(Extracted data entries)
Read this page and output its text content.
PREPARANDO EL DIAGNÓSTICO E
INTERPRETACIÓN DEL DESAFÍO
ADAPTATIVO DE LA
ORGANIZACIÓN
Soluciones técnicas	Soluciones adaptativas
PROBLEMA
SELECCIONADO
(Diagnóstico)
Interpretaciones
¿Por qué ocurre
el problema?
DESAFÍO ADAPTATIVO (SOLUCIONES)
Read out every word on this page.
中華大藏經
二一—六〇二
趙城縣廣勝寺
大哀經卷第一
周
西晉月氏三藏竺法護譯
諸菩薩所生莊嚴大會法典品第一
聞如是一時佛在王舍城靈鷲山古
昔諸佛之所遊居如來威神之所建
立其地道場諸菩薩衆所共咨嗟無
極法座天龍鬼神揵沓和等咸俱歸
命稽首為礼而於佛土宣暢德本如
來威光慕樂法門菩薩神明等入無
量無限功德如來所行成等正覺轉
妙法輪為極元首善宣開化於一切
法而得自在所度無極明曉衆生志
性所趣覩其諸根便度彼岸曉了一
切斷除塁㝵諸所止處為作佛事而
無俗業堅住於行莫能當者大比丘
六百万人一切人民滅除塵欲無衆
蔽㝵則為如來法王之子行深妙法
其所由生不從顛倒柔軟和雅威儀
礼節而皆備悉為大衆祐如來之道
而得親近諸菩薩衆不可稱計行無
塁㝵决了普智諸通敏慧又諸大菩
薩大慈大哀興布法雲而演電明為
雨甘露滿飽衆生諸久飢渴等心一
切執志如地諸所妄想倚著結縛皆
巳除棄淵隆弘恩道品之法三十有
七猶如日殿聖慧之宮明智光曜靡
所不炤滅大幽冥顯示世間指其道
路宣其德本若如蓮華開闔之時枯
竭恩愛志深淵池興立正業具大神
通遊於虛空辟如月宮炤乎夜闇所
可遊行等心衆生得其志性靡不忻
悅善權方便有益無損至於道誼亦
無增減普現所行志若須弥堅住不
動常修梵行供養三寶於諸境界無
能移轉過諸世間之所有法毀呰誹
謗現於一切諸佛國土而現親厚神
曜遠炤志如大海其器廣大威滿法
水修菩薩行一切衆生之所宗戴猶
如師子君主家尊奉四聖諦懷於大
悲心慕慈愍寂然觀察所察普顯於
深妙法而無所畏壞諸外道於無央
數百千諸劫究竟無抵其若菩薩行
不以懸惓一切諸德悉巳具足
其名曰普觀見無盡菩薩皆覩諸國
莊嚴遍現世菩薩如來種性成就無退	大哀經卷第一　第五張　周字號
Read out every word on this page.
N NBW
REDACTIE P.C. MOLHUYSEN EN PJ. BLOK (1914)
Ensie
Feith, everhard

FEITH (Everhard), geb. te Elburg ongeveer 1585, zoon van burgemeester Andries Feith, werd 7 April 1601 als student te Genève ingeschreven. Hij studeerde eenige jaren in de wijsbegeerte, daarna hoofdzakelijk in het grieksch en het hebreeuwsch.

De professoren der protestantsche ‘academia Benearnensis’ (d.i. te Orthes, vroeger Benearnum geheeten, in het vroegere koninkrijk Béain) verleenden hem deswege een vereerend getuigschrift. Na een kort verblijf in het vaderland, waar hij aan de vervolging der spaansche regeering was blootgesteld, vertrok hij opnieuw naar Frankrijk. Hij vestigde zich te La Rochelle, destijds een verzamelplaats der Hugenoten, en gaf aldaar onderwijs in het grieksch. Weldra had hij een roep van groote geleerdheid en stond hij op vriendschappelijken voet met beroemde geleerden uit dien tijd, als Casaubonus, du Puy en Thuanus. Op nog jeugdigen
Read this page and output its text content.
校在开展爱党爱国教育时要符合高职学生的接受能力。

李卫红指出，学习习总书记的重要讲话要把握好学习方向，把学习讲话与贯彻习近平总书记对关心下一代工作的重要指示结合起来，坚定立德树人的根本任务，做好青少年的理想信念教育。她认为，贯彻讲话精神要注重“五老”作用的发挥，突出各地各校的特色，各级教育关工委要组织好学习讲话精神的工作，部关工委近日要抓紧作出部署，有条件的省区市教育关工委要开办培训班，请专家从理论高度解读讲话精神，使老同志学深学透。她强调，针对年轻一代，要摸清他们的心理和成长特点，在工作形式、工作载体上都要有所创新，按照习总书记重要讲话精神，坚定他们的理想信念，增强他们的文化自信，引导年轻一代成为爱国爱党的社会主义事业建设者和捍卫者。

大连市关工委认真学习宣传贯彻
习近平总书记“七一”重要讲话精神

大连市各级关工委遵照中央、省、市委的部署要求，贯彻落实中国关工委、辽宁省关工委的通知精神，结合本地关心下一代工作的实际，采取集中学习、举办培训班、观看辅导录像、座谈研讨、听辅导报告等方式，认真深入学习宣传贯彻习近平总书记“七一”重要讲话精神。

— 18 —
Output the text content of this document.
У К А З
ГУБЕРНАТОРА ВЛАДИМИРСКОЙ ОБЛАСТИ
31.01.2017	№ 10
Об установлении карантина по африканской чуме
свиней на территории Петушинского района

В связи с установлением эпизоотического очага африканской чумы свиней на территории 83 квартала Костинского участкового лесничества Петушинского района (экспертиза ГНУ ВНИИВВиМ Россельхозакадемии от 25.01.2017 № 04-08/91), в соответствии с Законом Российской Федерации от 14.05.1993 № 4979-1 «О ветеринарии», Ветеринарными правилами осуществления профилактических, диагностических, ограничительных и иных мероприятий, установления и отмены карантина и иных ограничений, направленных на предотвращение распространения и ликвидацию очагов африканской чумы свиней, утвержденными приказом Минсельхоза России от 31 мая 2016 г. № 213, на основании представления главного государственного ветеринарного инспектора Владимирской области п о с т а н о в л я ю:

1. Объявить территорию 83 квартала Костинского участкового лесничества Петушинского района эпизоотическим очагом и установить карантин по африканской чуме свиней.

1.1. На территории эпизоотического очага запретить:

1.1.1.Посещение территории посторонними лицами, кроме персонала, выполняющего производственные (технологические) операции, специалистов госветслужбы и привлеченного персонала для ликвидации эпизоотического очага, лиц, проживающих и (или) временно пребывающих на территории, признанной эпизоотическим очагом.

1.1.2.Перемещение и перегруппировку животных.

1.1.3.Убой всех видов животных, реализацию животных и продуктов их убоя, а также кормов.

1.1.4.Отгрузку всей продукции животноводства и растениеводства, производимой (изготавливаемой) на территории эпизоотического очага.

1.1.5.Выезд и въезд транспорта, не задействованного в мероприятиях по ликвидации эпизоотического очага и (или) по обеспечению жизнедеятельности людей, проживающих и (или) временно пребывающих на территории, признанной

◆ Prompt: Show all lines in the entries above where the string "признанной" appears.

◆ Exercise output:
1.1.1.Посещение территории посторонними лицами, кроме персонала, выполняющего производственные (технологические) операции, специалистов госветслужбы и привлеченного персонала для ликвидации эпизоотического очага, лиц, проживающих и (или) временно пребывающих на территории, признанной эпизоотическим очагом.
1.1.5.Выезд и въезд транспорта, не задействованного в мероприятиях по ликвидации эпизоотического очага и (или) по обеспечению жизнедеятельности людей, проживающих и (или) временно пребывающих на территории, признанной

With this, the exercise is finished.